REQUIREMENT:
Check each line of the entries below for the string "INCLUDE" and state how many lines have it, with no other text.

Data extracted from a collection:
BEGIN

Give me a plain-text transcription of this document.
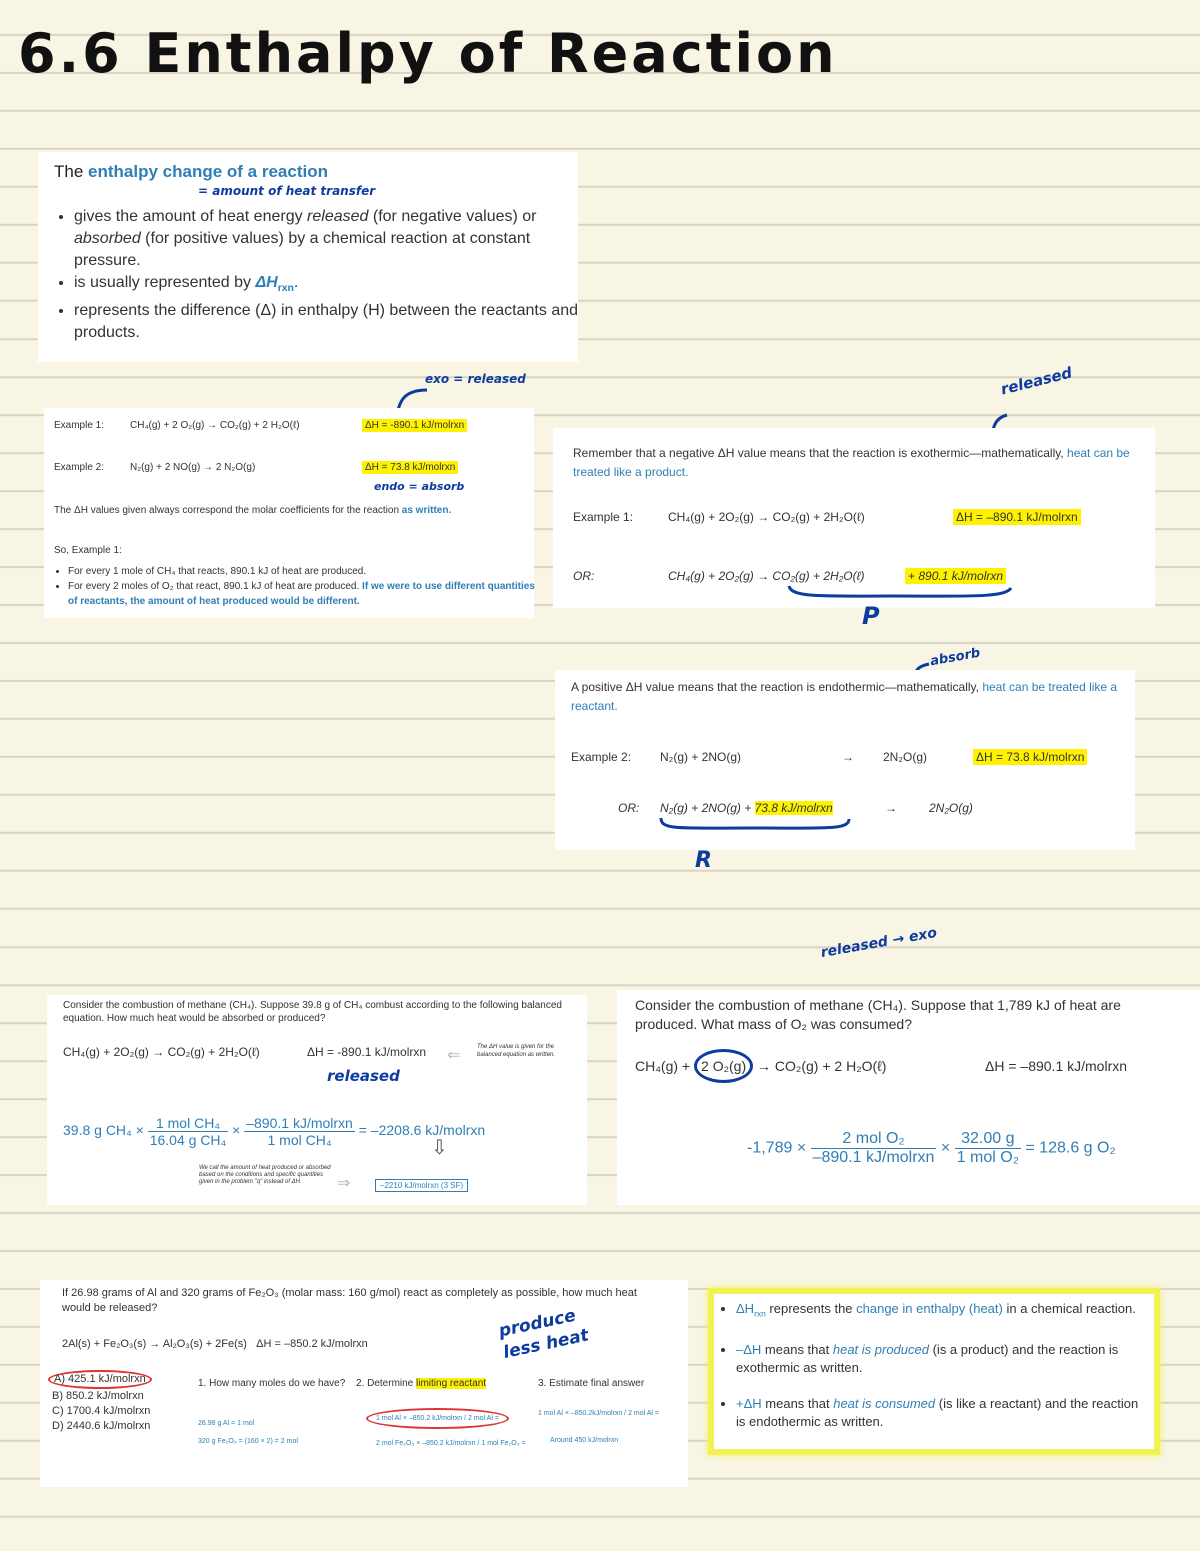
6.6 Enthalpy of Reaction
The enthalpy change of a reaction
= amount of heat transfer
• gives the amount of heat energy released (for negative values) or absorbed (for positive values) by a chemical reaction at constant pressure.
• is usually represented by $\Delta H_{rxn}$.
• represents the difference (Δ) in enthalpy (H) between the reactants and products.
exo = released
Example 1:	CH₄(g) + 2 O₂(g) → CO₂(g) + 2 H₂O(ℓ)	ΔH = -890.1 kJ/molrxn
Example 2:	N₂(g) + 2 NO(g) → 2 N₂O(g)	ΔH = 73.8 kJ/molrxn
endo = absorb
The ΔH values given always correspond the molar coefficients for the reaction as written.
So, Example 1:
• For every 1 mole of CH₄ that reacts, 890.1 kJ of heat are produced.
• For every 2 moles of O₂ that react, 890.1 kJ of heat are produced. If we were to use different quantities of reactants, the amount of heat produced would be different.
released
Remember that a negative ΔH value means that the reaction is exothermic—mathematically, heat can be treated like a product.
Example 1:	CH₄(g) + 2O₂(g) → CO₂(g) + 2H₂O(ℓ)	ΔH = –890.1 kJ/molrxn
OR:	CH₄(g) + 2O₂(g) → CO₂(g) + 2H₂O(ℓ)	+ 890.1 kJ/molrxn
P
absorb
A positive ΔH value means that the reaction is endothermic—mathematically, heat can be treated like a reactant.
Example 2: N₂(g) + 2NO(g)	→ 2N₂O(g)	ΔH = 73.8 kJ/molrxn
OR: N₂(g) + 2NO(g) + 73.8 kJ/molrxn	→	2N₂O(g)
R
Consider the combustion of methane (CH₄). Suppose 39.8 g of CH₄ combust according to the following balanced equation. How much heat would be absorbed or produced?
CH₄(g) + 2O₂(g) → CO₂(g) + 2H₂O(ℓ)	ΔH = -890.1 kJ/molrxn ⇐	The ΔH value is given for the balanced equation as written.
released
39.8 g $CH_4 \times \frac{\text{1 mol CH₄}}{\text{16.04 g CH₄}} \times \frac{\text{–890.1 kJ/molrxn}}{\text{1 mol CH₄}} = -2208.6$ kJ/molrxn
⇩
We call the amount of heat produced or absorbed based on the conditions and specific quantities given in the problem "q" instead of ΔH.	⇒	–2210 kJ/molrxn (3 SF)
released → exo
Consider the combustion of methane (CH₄). Suppose that 1,789 kJ of heat are produced. What mass of O₂ was consumed?
CH₄(g) + 2 O₂(g) → CO₂(g) + 2 H₂O(ℓ)	ΔH = –890.1 kJ/molrxn
$-1,789 \times \frac{\text{2 mol O₂}}{\text{–890.1 kJ/molrxn}} \times \frac{32.00 g}{\text{1 mol O₂}} = 128.6$ g O₂
If 26.98 grams of Al and 320 grams of Fe₂O₃ (molar mass: 160 g/mol) react as completely as possible, how much heat would be released?
2Al(s) + Fe₂O₃(s) → Al₂O₃(s) + 2Fe(s)   ΔH = –850.2 kJ/molrxn
produce less heat
A) 425.1 kJ/molrxn
B) 850.2 kJ/molrxn
C) 1700.4 kJ/molrxn
D) 2440.6 kJ/molrxn
1. How many moles do we have?
26.98 g Al = 1 mol
320 g Fe₂O₃ = (160 × 2) = 2 mol
2. Determine limiting reactant
1 mol Al × –850.2 kJ/molrxn / 2 mol Al =
2 mol Fe₂O₃ × –850.2 kJ/molrxn / 1 mol Fe₂O₃ =
3. Estimate final answer
1 mol Al × –850.2kJ/molrxn / 2 mol Al =
Around 450 kJ/molrxn
• $\Delta H_{rxn}$ represents the change in enthalpy (heat) in a chemical reaction.
• –ΔH means that heat is produced (is a product) and the reaction is exothermic as written.
• +ΔH means that heat is consumed (is like a reactant) and the reaction is endothermic as written.
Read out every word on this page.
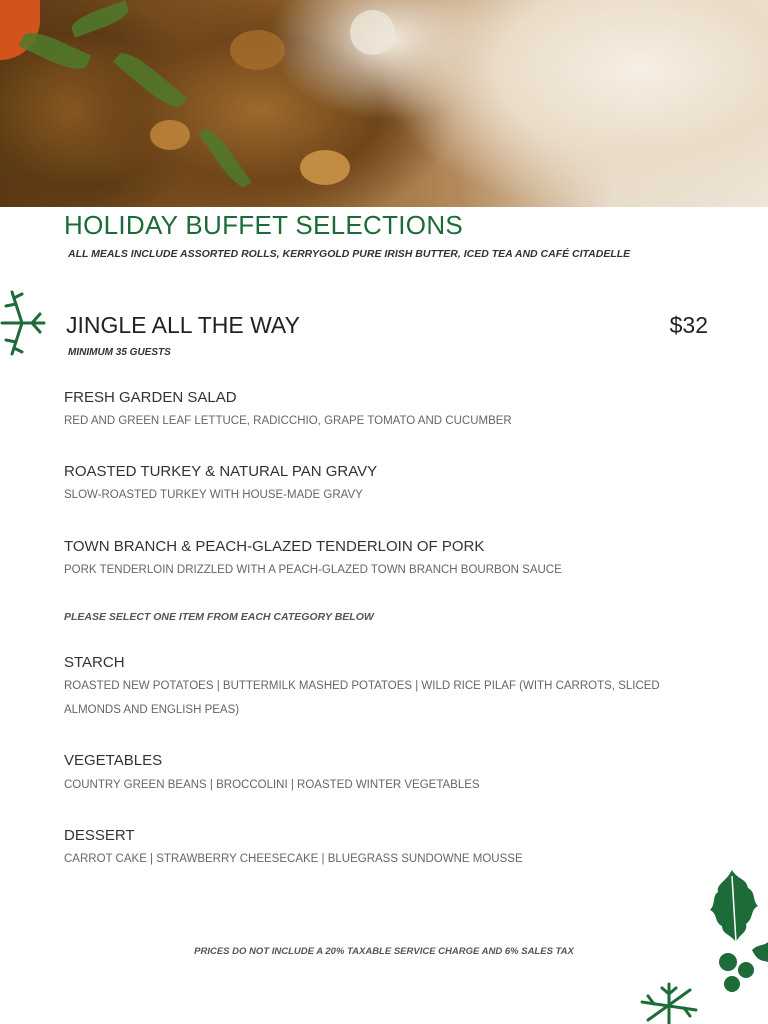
HOLIDAY BUFFET SELECTIONS
ALL MEALS INCLUDE ASSORTED ROLLS, KERRYGOLD PURE IRISH BUTTER, ICED TEA AND CAFÉ CITADELLE
JINGLE ALL THE WAY	$32
MINIMUM 35 GUESTS
FRESH GARDEN SALAD
RED AND GREEN LEAF LETTUCE, RADICCHIO, GRAPE TOMATO AND CUCUMBER
ROASTED TURKEY & NATURAL PAN GRAVY
SLOW-ROASTED TURKEY WITH HOUSE-MADE GRAVY
TOWN BRANCH & PEACH-GLAZED TENDERLOIN OF PORK
PORK TENDERLOIN DRIZZLED WITH A PEACH-GLAZED TOWN BRANCH BOURBON SAUCE
PLEASE SELECT ONE ITEM FROM EACH CATEGORY BELOW
STARCH
ROASTED NEW POTATOES | BUTTERMILK MASHED POTATOES | WILD RICE PILAF (WITH CARROTS, SLICED ALMONDS AND ENGLISH PEAS)
VEGETABLES
COUNTRY GREEN BEANS | BROCCOLINI | ROASTED WINTER VEGETABLES
DESSERT
CARROT CAKE | STRAWBERRY CHEESECAKE | BLUEGRASS SUNDOWNE MOUSSE
PRICES DO NOT INCLUDE A 20% TAXABLE SERVICE CHARGE AND 6% SALES TAX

END

EXERCISE RESULT:
2